**To be done:** Render the material again word for word, skipping the pictures in it.

[Dataset records]
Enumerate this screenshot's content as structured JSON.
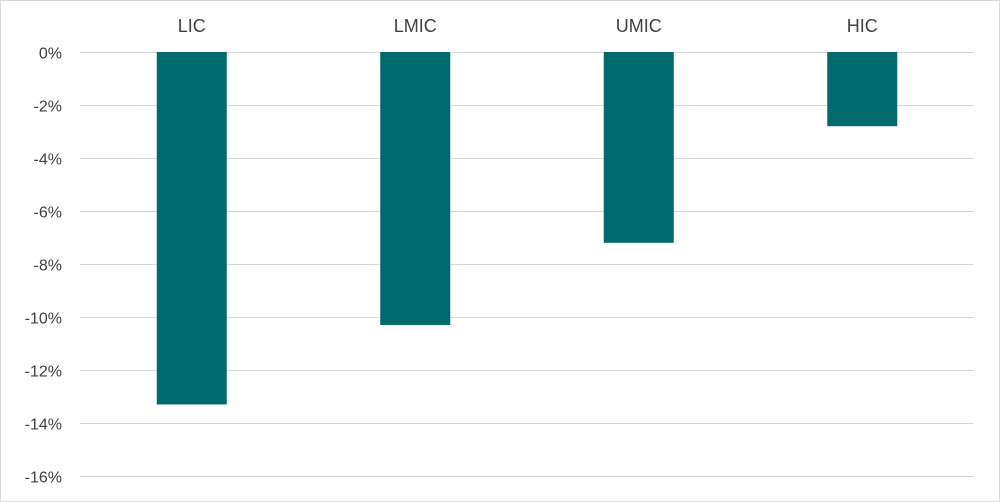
{
  "chart_data": {
    "type": "bar",
    "title": "",
    "xlabel": "",
    "ylabel": "",
    "categories": [
      "LIC",
      "LMIC",
      "UMIC",
      "HIC"
    ],
    "values": [
      -13.3,
      -10.3,
      -7.2,
      -2.8
    ],
    "ylim": [
      -16,
      0
    ],
    "yticks": [
      0,
      -2,
      -4,
      -6,
      -8,
      -10,
      -12,
      -14,
      -16
    ],
    "ytick_labels": [
      "0%",
      "-2%",
      "-4%",
      "-6%",
      "-8%",
      "-10%",
      "-12%",
      "-14%",
      "-16%"
    ],
    "category_label_position": "top",
    "grid": true,
    "legend": "none",
    "bar_color": "#006A6C",
    "grid_color": "#d9d9d9"
  }
}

**Output for this exercise:**
Enumerate this screenshot's content as structured JSON.
{
  "chart_data": {
    "type": "bar",
    "title": "",
    "xlabel": "",
    "ylabel": "",
    "categories": [
      "LIC",
      "LMIC",
      "UMIC",
      "HIC"
    ],
    "values": [
      -13.3,
      -10.3,
      -7.2,
      -2.8
    ],
    "ylim": [
      -16,
      0
    ],
    "yticks": [
      0,
      -2,
      -4,
      -6,
      -8,
      -10,
      -12,
      -14,
      -16
    ],
    "ytick_labels": [
      "0%",
      "-2%",
      "-4%",
      "-6%",
      "-8%",
      "-10%",
      "-12%",
      "-14%",
      "-16%"
    ],
    "category_label_position": "top",
    "grid": true,
    "legend": "none",
    "bar_color": "#006A6C",
    "grid_color": "#d9d9d9"
  }
}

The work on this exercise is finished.